**Goal**
Produce a verbatim copy of the entries listed below.

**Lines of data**
----
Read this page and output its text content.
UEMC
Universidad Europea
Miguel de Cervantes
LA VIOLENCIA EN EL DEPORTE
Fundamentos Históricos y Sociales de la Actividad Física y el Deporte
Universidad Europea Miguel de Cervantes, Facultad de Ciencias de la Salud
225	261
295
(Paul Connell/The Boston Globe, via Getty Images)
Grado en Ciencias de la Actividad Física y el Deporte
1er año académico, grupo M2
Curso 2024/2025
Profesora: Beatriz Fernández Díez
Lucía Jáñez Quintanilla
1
----
**Exercise solution**
Read this page and output its text content.
UEMC
Universidad Europea
Miguel de Cervantes
LA VIOLENCIA EN EL DEPORTE
Fundamentos Históricos y Sociales de la Actividad Física y el Deporte
Universidad Europea Miguel de Cervantes, Facultad de Ciencias de la Salud
225	261
295
(Paul Connell/The Boston Globe, via Getty Images)
Grado en Ciencias de la Actividad Física y el Deporte
1er año académico, grupo M2
Curso 2024/2025
Profesora: Beatriz Fernández Díez
Lucía Jáñez Quintanilla
1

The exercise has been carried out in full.